> _TASK DETAILS_
Would you return the complete listing below word for word?

::::::

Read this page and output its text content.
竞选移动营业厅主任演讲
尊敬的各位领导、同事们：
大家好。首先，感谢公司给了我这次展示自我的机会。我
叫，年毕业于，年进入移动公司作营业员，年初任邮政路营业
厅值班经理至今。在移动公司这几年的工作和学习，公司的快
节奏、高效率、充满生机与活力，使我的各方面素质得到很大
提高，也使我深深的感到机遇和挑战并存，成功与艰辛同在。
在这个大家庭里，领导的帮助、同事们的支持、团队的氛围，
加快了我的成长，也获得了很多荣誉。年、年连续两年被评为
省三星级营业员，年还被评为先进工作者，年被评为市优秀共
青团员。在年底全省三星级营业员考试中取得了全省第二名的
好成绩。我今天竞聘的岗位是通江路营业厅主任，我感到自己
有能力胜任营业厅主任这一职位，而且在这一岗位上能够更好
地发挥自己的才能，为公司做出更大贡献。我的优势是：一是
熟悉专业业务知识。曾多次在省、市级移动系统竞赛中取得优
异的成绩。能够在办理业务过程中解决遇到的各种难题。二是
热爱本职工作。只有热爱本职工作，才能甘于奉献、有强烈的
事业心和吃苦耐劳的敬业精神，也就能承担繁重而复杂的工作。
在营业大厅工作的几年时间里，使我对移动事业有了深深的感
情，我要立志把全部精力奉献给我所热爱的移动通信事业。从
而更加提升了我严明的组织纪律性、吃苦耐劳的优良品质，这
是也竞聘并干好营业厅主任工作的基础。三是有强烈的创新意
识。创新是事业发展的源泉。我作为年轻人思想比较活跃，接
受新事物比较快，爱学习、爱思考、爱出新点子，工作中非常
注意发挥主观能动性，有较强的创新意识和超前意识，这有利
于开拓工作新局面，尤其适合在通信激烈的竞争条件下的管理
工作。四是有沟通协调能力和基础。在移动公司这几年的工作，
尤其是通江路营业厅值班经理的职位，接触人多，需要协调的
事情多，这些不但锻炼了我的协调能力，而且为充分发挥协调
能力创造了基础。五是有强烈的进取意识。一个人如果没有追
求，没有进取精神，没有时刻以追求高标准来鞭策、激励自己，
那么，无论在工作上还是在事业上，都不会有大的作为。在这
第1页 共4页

::::::

> _WORKED ANSWER_
Read this page and output its text content.
竞选移动营业厅主任演讲
尊敬的各位领导、同事们：
大家好。首先，感谢公司给了我这次展示自我的机会。我
叫，年毕业于，年进入移动公司作营业员，年初任邮政路营业
厅值班经理至今。在移动公司这几年的工作和学习，公司的快
节奏、高效率、充满生机与活力，使我的各方面素质得到很大
提高，也使我深深的感到机遇和挑战并存，成功与艰辛同在。
在这个大家庭里，领导的帮助、同事们的支持、团队的氛围，
加快了我的成长，也获得了很多荣誉。年、年连续两年被评为
省三星级营业员，年还被评为先进工作者，年被评为市优秀共
青团员。在年底全省三星级营业员考试中取得了全省第二名的
好成绩。我今天竞聘的岗位是通江路营业厅主任，我感到自己
有能力胜任营业厅主任这一职位，而且在这一岗位上能够更好
地发挥自己的才能，为公司做出更大贡献。我的优势是：一是
熟悉专业业务知识。曾多次在省、市级移动系统竞赛中取得优
异的成绩。能够在办理业务过程中解决遇到的各种难题。二是
热爱本职工作。只有热爱本职工作，才能甘于奉献、有强烈的
事业心和吃苦耐劳的敬业精神，也就能承担繁重而复杂的工作。
在营业大厅工作的几年时间里，使我对移动事业有了深深的感
情，我要立志把全部精力奉献给我所热爱的移动通信事业。从
而更加提升了我严明的组织纪律性、吃苦耐劳的优良品质，这
是也竞聘并干好营业厅主任工作的基础。三是有强烈的创新意
识。创新是事业发展的源泉。我作为年轻人思想比较活跃，接
受新事物比较快，爱学习、爱思考、爱出新点子，工作中非常
注意发挥主观能动性，有较强的创新意识和超前意识，这有利
于开拓工作新局面，尤其适合在通信激烈的竞争条件下的管理
工作。四是有沟通协调能力和基础。在移动公司这几年的工作，
尤其是通江路营业厅值班经理的职位，接触人多，需要协调的
事情多，这些不但锻炼了我的协调能力，而且为充分发挥协调
能力创造了基础。五是有强烈的进取意识。一个人如果没有追
求，没有进取精神，没有时刻以追求高标准来鞭策、激励自己，
那么，无论在工作上还是在事业上，都不会有大的作为。在这
第1页 共4页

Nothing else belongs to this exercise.